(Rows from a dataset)
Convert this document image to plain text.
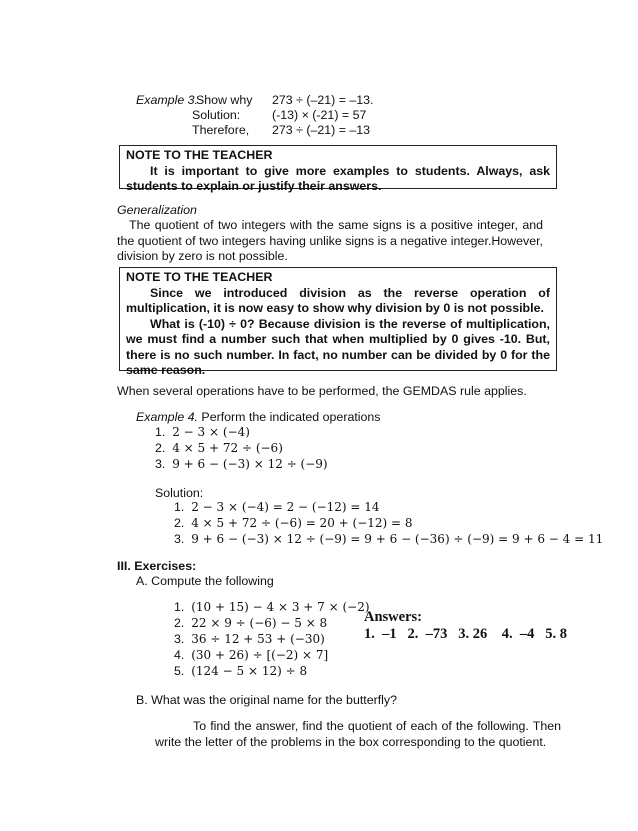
Example 3.
Show why 273 ÷ (–21) = –13.
Solution:	(-13) × (-21) = 57
Therefore, 273 ÷ (–21) = –13

NOTE TO THE TEACHER

It is important to give more examples to students. Always, ask students to explain or justify their answers.

Generalization

The quotient of two integers with the same signs is a positive integer, and the quotient of two integers having unlike signs is a negative integer.However, division by zero is not possible.

NOTE TO THE TEACHER

Since we introduced division as the reverse operation of multiplication, it is now easy to show why division by 0 is not possible.

What is (-10) ÷ 0? Because division is the reverse of multiplication, we must find a number such that when multiplied by 0 gives -10. But, there is no such number. In fact, no number can be divided by 0 for the same reason.

When several operations have to be performed, the GEMDAS rule applies.
Example 4. Perform the indicated operations
1. 2 − 3 × (−4)
2. 4 × 5 + 72 ÷ (−6)
3. 9 + 6 − (−3) × 12 ÷ (−9)
Solution:
1. 2 − 3 × (−4) = 2 − (−12) = 14
2. 4 × 5 + 72 ÷ (−6) = 20 + (−12) = 8
3. 9 + 6 − (−3) × 12 ÷ (−9) = 9 + 6 − (−36) ÷ (−9) = 9 + 6 − 4 = 11
III. Exercises:
A. Compute the following
1. (10 + 15) − 4 × 3 + 7 × (−2)
2. 22 × 9 ÷ (−6) − 5 × 8
3. 36 ÷ 12 + 53 + (−30)
4. (30 + 26) ÷ [(−2) × 7]
5. (124 − 5 × 12) ÷ 8
Answers:
1.  –1   2.  –73   3. 26    4.  –4   5. 8
B. What was the original name for the butterfly?

To find the answer, find the quotient of each of the following. Then write the letter of the problems in the box corresponding to the quotient.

### SHORT EXERCISE
Without the pictures, copy the material exactly as given.

### SOLVED EXERCISE
Convert this document image to plain text.
Example 3.
Show why 273 ÷ (–21) = –13.
Solution:	(-13) × (-21) = 57
Therefore, 273 ÷ (–21) = –13

NOTE TO THE TEACHER

It is important to give more examples to students. Always, ask students to explain or justify their answers.

Generalization

The quotient of two integers with the same signs is a positive integer, and the quotient of two integers having unlike signs is a negative integer.However, division by zero is not possible.

NOTE TO THE TEACHER

Since we introduced division as the reverse operation of multiplication, it is now easy to show why division by 0 is not possible.

What is (-10) ÷ 0? Because division is the reverse of multiplication, we must find a number such that when multiplied by 0 gives -10. But, there is no such number. In fact, no number can be divided by 0 for the same reason.

When several operations have to be performed, the GEMDAS rule applies.
Example 4. Perform the indicated operations
1. 2 − 3 × (−4)
2. 4 × 5 + 72 ÷ (−6)
3. 9 + 6 − (−3) × 12 ÷ (−9)
Solution:
1. 2 − 3 × (−4) = 2 − (−12) = 14
2. 4 × 5 + 72 ÷ (−6) = 20 + (−12) = 8
3. 9 + 6 − (−3) × 12 ÷ (−9) = 9 + 6 − (−36) ÷ (−9) = 9 + 6 − 4 = 11
III. Exercises:
A. Compute the following
1. (10 + 15) − 4 × 3 + 7 × (−2)
2. 22 × 9 ÷ (−6) − 5 × 8
3. 36 ÷ 12 + 53 + (−30)
4. (30 + 26) ÷ [(−2) × 7]
5. (124 − 5 × 12) ÷ 8
Answers:
1.  –1   2.  –73   3. 26    4.  –4   5. 8
B. What was the original name for the butterfly?

To find the answer, find the quotient of each of the following. Then write the letter of the problems in the box corresponding to the quotient.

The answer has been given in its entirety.